What follows is a set of entries. Repeat them exactly, but not their pictures.

(Collection entries)

----------------

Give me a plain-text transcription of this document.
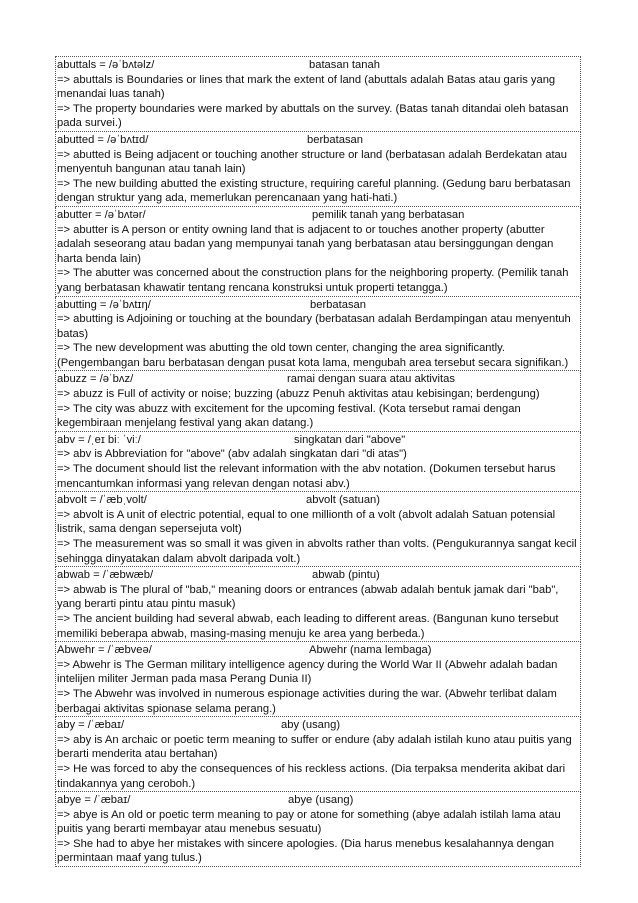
abuttals = /əˈbʌtəlz/	batasan tanah
=> abuttals is Boundaries or lines that mark the extent of land (abuttals adalah Batas atau garis yang menandai luas tanah)
=> The property boundaries were marked by abuttals on the survey. (Batas tanah ditandai oleh batasan pada survei.)
abutted = /əˈbʌtɪd/	berbatasan
=> abutted is Being adjacent or touching another structure or land (berbatasan adalah Berdekatan atau menyentuh bangunan atau tanah lain)
=> The new building abutted the existing structure, requiring careful planning. (Gedung baru berbatasan dengan struktur yang ada, memerlukan perencanaan yang hati-hati.)
abutter = /əˈbʌtər/	pemilik tanah yang berbatasan
=> abutter is A person or entity owning land that is adjacent to or touches another property (abutter adalah seseorang atau badan yang mempunyai tanah yang berbatasan atau bersinggungan dengan harta benda lain)
=> The abutter was concerned about the construction plans for the neighboring property. (Pemilik tanah yang berbatasan khawatir tentang rencana konstruksi untuk properti tetangga.)
abutting = /əˈbʌtɪŋ/	berbatasan
=> abutting is Adjoining or touching at the boundary (berbatasan adalah Berdampingan atau menyentuh batas)
=> The new development was abutting the old town center, changing the area significantly. (Pengembangan baru berbatasan dengan pusat kota lama, mengubah area tersebut secara signifikan.)
abuzz = /əˈbʌz/	ramai dengan suara atau aktivitas
=> abuzz is Full of activity or noise; buzzing (abuzz Penuh aktivitas atau kebisingan; berdengung)
=> The city was abuzz with excitement for the upcoming festival. (Kota tersebut ramai dengan kegembiraan menjelang festival yang akan datang.)
abv = /ˌeɪ biː ˈviː/	singkatan dari "above"
=> abv is Abbreviation for "above" (abv adalah singkatan dari "di atas")
=> The document should list the relevant information with the abv notation. (Dokumen tersebut harus mencantumkan informasi yang relevan dengan notasi abv.)
abvolt = /ˈæbˌvolt/	abvolt (satuan)
=> abvolt is A unit of electric potential, equal to one millionth of a volt (abvolt adalah Satuan potensial listrik, sama dengan sepersejuta volt)
=> The measurement was so small it was given in abvolts rather than volts. (Pengukurannya sangat kecil sehingga dinyatakan dalam abvolt daripada volt.)
abwab = /ˈæbwæb/	abwab (pintu)
=> abwab is The plural of "bab," meaning doors or entrances (abwab adalah bentuk jamak dari "bab", yang berarti pintu atau pintu masuk)
=> The ancient building had several abwab, each leading to different areas. (Bangunan kuno tersebut memiliki beberapa abwab, masing-masing menuju ke area yang berbeda.)
Abwehr = /ˈæbveə/	Abwehr (nama lembaga)
=> Abwehr is The German military intelligence agency during the World War II (Abwehr adalah badan intelijen militer Jerman pada masa Perang Dunia II)
=> The Abwehr was involved in numerous espionage activities during the war. (Abwehr terlibat dalam berbagai aktivitas spionase selama perang.)
aby = /ˈæbaɪ/	aby (usang)
=> aby is An archaic or poetic term meaning to suffer or endure (aby adalah istilah kuno atau puitis yang berarti menderita atau bertahan)
=> He was forced to aby the consequences of his reckless actions. (Dia terpaksa menderita akibat dari tindakannya yang ceroboh.)
abye = /ˈæbaɪ/	abye (usang)
=> abye is An old or poetic term meaning to pay or atone for something (abye adalah istilah lama atau puitis yang berarti membayar atau menebus sesuatu)
=> She had to abye her mistakes with sincere apologies. (Dia harus menebus kesalahannya dengan permintaan maaf yang tulus.)
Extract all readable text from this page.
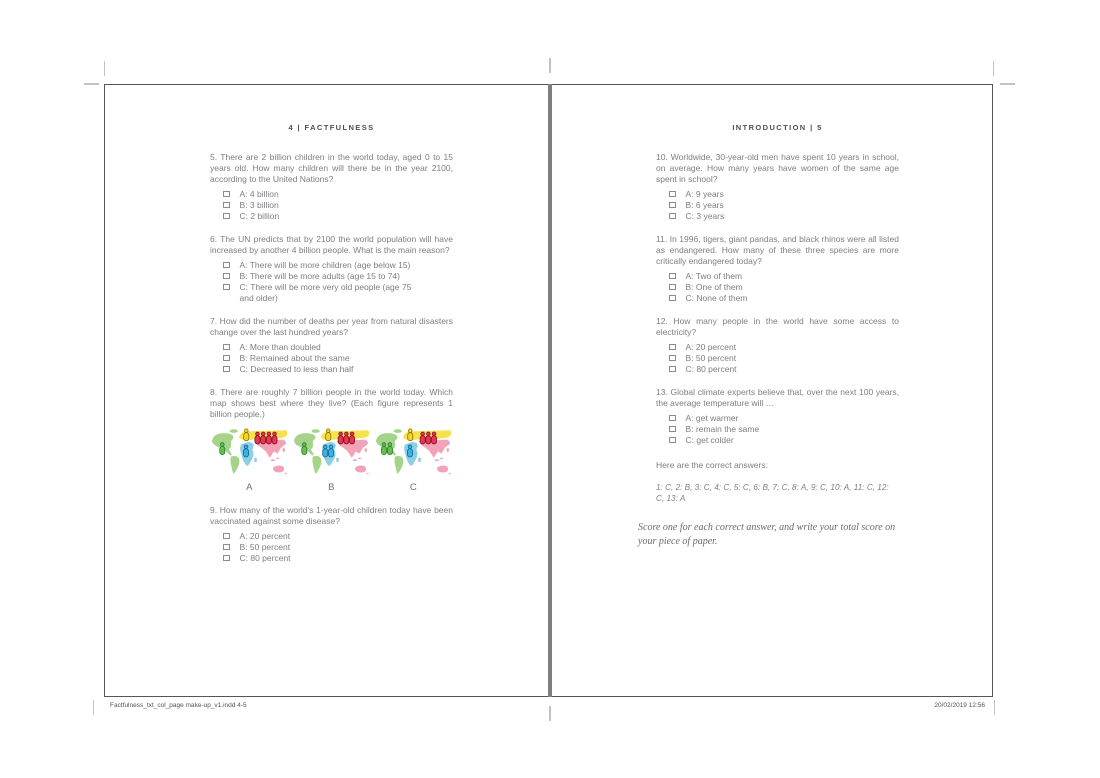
4 | FACTFULNESS

5. There are 2 billion children in the world today, aged 0 to 15 years old. How many children will there be in the year 2100, according to the United Nations?

A: 4 billion
B: 3 billion
C: 2 billion

6. The UN predicts that by 2100 the world population will have increased by another 4 billion people. What is the main reason?

A: There will be more children (age below 15)
B: There will be more adults (age 15 to 74)
C: There will be more very old people (age 75 and older)

7. How did the number of deaths per year from natural disasters change over the last hundred years?

A: More than doubled
B: Remained about the same
C: Decreased to less than half

8. There are roughly 7 billion people in the world today. Which map shows best where they live? (Each figure represents 1 billion people.)

A	B	C

9. How many of the world's 1-year-old children today have been vaccinated against some disease?

A: 20 percent
B: 50 percent
C: 80 percent
INTRODUCTION | 5

10. Worldwide, 30-year-old men have spent 10 years in school, on average. How many years have women of the same age spent in school?

A: 9 years
B: 6 years
C: 3 years

11. In 1996, tigers, giant pandas, and black rhinos were all listed as endangered. How many of these three species are more critically endangered today?

A: Two of them
B: One of them
C: None of them

12. How many people in the world have some access to electricity?

A: 20 percent
B: 50 percent
C: 80 percent

13. Global climate experts believe that, over the next 100 years, the average temperature will …

A: get warmer
B: remain the same
C: get colder

Here are the correct answers:

1: C, 2: B, 3: C, 4: C, 5: C, 6: B, 7: C, 8: A, 9: C, 10: A, 11: C, 12: C, 13: A

Score one for each correct answer, and write your total score on your piece of paper.

Factfulness_txt_col_page make-up_v1.indd 4-5	20/02/2019 12:56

----------------

Response for this exercise:
Give me a plain-text transcription of this document.
abuttals = /əˈbʌtəlz/	batasan tanah
=> abuttals is Boundaries or lines that mark the extent of land (abuttals adalah Batas atau garis yang menandai luas tanah)
=> The property boundaries were marked by abuttals on the survey. (Batas tanah ditandai oleh batasan pada survei.)
abutted = /əˈbʌtɪd/	berbatasan
=> abutted is Being adjacent or touching another structure or land (berbatasan adalah Berdekatan atau menyentuh bangunan atau tanah lain)
=> The new building abutted the existing structure, requiring careful planning. (Gedung baru berbatasan dengan struktur yang ada, memerlukan perencanaan yang hati-hati.)
abutter = /əˈbʌtər/	pemilik tanah yang berbatasan
=> abutter is A person or entity owning land that is adjacent to or touches another property (abutter adalah seseorang atau badan yang mempunyai tanah yang berbatasan atau bersinggungan dengan harta benda lain)
=> The abutter was concerned about the construction plans for the neighboring property. (Pemilik tanah yang berbatasan khawatir tentang rencana konstruksi untuk properti tetangga.)
abutting = /əˈbʌtɪŋ/	berbatasan
=> abutting is Adjoining or touching at the boundary (berbatasan adalah Berdampingan atau menyentuh batas)
=> The new development was abutting the old town center, changing the area significantly. (Pengembangan baru berbatasan dengan pusat kota lama, mengubah area tersebut secara signifikan.)
abuzz = /əˈbʌz/	ramai dengan suara atau aktivitas
=> abuzz is Full of activity or noise; buzzing (abuzz Penuh aktivitas atau kebisingan; berdengung)
=> The city was abuzz with excitement for the upcoming festival. (Kota tersebut ramai dengan kegembiraan menjelang festival yang akan datang.)
abv = /ˌeɪ biː ˈviː/	singkatan dari "above"
=> abv is Abbreviation for "above" (abv adalah singkatan dari "di atas")
=> The document should list the relevant information with the abv notation. (Dokumen tersebut harus mencantumkan informasi yang relevan dengan notasi abv.)
abvolt = /ˈæbˌvolt/	abvolt (satuan)
=> abvolt is A unit of electric potential, equal to one millionth of a volt (abvolt adalah Satuan potensial listrik, sama dengan sepersejuta volt)
=> The measurement was so small it was given in abvolts rather than volts. (Pengukurannya sangat kecil sehingga dinyatakan dalam abvolt daripada volt.)
abwab = /ˈæbwæb/	abwab (pintu)
=> abwab is The plural of "bab," meaning doors or entrances (abwab adalah bentuk jamak dari "bab", yang berarti pintu atau pintu masuk)
=> The ancient building had several abwab, each leading to different areas. (Bangunan kuno tersebut memiliki beberapa abwab, masing-masing menuju ke area yang berbeda.)
Abwehr = /ˈæbveə/	Abwehr (nama lembaga)
=> Abwehr is The German military intelligence agency during the World War II (Abwehr adalah badan intelijen militer Jerman pada masa Perang Dunia II)
=> The Abwehr was involved in numerous espionage activities during the war. (Abwehr terlibat dalam berbagai aktivitas spionase selama perang.)
aby = /ˈæbaɪ/	aby (usang)
=> aby is An archaic or poetic term meaning to suffer or endure (aby adalah istilah kuno atau puitis yang berarti menderita atau bertahan)
=> He was forced to aby the consequences of his reckless actions. (Dia terpaksa menderita akibat dari tindakannya yang ceroboh.)
abye = /ˈæbaɪ/	abye (usang)
=> abye is An old or poetic term meaning to pay or atone for something (abye adalah istilah lama atau puitis yang berarti membayar atau menebus sesuatu)
=> She had to abye her mistakes with sincere apologies. (Dia harus menebus kesalahannya dengan permintaan maaf yang tulus.)
Extract all readable text from this page.
4 | FACTFULNESS

5. There are 2 billion children in the world today, aged 0 to 15 years old. How many children will there be in the year 2100, according to the United Nations?

A: 4 billion
B: 3 billion
C: 2 billion

6. The UN predicts that by 2100 the world population will have increased by another 4 billion people. What is the main reason?

A: There will be more children (age below 15)
B: There will be more adults (age 15 to 74)
C: There will be more very old people (age 75 and older)

7. How did the number of deaths per year from natural disasters change over the last hundred years?

A: More than doubled
B: Remained about the same
C: Decreased to less than half

8. There are roughly 7 billion people in the world today. Which map shows best where they live? (Each figure represents 1 billion people.)

A	B	C

9. How many of the world's 1-year-old children today have been vaccinated against some disease?

A: 20 percent
B: 50 percent
C: 80 percent
INTRODUCTION | 5

10. Worldwide, 30-year-old men have spent 10 years in school, on average. How many years have women of the same age spent in school?

A: 9 years
B: 6 years
C: 3 years

11. In 1996, tigers, giant pandas, and black rhinos were all listed as endangered. How many of these three species are more critically endangered today?

A: Two of them
B: One of them
C: None of them

12. How many people in the world have some access to electricity?

A: 20 percent
B: 50 percent
C: 80 percent

13. Global climate experts believe that, over the next 100 years, the average temperature will …

A: get warmer
B: remain the same
C: get colder

Here are the correct answers:

1: C, 2: B, 3: C, 4: C, 5: C, 6: B, 7: C, 8: A, 9: C, 10: A, 11: C, 12: C, 13: A

Score one for each correct answer, and write your total score on your piece of paper.

Factfulness_txt_col_page make-up_v1.indd 4-5	20/02/2019 12:56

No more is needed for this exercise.